>> Begin SUPPLIED MATERIAL

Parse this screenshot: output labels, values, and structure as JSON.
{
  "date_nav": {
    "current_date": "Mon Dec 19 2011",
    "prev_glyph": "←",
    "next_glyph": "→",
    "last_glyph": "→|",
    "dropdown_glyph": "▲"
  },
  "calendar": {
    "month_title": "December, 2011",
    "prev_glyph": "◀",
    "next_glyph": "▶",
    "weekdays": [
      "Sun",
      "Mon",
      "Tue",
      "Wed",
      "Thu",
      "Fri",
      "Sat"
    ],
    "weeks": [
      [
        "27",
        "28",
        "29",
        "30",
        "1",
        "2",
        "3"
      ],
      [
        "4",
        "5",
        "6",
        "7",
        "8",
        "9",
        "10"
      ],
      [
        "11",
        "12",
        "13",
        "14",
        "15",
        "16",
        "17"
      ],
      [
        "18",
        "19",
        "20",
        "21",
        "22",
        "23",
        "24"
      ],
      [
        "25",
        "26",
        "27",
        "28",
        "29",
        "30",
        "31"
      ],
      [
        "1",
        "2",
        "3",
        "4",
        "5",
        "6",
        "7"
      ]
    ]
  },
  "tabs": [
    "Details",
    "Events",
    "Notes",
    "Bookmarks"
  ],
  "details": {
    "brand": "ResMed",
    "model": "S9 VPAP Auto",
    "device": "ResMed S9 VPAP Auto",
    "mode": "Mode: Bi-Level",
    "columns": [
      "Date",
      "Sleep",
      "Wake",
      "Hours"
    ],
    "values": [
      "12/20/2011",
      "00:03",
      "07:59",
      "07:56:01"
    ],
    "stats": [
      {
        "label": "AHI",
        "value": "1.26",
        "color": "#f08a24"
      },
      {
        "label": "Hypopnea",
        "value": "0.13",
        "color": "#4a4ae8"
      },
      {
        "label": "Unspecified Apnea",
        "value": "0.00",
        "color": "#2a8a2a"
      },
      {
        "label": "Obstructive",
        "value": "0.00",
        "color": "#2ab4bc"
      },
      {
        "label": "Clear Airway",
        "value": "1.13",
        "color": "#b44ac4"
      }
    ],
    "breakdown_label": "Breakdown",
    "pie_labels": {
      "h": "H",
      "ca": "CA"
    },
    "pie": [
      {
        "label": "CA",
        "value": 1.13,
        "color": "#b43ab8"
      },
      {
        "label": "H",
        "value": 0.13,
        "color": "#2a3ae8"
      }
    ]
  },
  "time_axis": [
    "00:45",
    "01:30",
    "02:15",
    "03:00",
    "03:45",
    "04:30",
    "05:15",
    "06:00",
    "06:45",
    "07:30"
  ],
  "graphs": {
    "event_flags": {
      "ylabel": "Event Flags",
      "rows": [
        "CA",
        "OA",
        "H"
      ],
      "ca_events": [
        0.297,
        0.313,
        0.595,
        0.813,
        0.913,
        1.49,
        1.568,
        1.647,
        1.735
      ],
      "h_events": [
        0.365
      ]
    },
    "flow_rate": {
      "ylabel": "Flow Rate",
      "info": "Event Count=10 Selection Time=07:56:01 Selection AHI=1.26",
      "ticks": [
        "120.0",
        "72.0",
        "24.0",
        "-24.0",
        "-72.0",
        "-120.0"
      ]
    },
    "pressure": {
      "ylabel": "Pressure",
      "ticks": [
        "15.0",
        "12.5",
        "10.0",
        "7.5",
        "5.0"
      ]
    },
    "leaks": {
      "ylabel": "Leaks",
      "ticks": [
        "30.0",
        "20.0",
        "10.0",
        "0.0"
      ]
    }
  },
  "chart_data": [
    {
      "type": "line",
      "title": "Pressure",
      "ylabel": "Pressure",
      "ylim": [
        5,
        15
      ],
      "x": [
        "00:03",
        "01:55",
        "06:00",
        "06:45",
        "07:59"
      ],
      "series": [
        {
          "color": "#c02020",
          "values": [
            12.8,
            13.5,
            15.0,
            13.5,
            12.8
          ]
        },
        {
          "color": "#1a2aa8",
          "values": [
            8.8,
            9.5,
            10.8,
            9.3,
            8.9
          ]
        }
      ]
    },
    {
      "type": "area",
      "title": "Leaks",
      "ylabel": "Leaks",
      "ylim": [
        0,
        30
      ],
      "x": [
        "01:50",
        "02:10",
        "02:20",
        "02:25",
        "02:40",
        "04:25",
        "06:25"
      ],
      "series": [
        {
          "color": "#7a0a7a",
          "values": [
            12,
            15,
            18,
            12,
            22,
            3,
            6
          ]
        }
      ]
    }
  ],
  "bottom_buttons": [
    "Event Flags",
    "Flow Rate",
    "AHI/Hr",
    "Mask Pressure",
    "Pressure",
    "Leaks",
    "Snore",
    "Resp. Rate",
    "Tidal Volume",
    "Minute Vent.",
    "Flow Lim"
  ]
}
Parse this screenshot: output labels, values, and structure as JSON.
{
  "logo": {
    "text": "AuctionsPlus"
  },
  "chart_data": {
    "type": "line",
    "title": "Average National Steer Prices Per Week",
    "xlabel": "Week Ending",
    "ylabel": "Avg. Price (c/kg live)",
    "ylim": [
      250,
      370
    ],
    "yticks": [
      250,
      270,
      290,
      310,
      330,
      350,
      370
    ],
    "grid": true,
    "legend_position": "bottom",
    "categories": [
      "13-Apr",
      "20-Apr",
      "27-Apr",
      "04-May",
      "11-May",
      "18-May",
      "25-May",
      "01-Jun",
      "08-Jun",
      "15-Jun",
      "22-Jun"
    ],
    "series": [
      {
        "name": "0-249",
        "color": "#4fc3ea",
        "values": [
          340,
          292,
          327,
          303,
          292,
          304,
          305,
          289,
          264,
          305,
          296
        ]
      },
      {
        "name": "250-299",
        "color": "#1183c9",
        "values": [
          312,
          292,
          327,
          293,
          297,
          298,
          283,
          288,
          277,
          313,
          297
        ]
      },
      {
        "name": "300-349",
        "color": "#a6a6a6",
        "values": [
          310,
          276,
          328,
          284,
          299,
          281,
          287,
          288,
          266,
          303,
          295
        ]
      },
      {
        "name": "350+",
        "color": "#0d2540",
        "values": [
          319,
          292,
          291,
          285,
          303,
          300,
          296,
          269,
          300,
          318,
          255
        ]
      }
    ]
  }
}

>> End SUPPLIED MATERIAL

▶ _TASK INSTRUCTIONS_
Locate all lines that include the word "ResMed" and copy them out.

▶ _SOLVED PROBLEM_
    "brand": "ResMed",
    "device": "ResMed S9 VPAP Auto",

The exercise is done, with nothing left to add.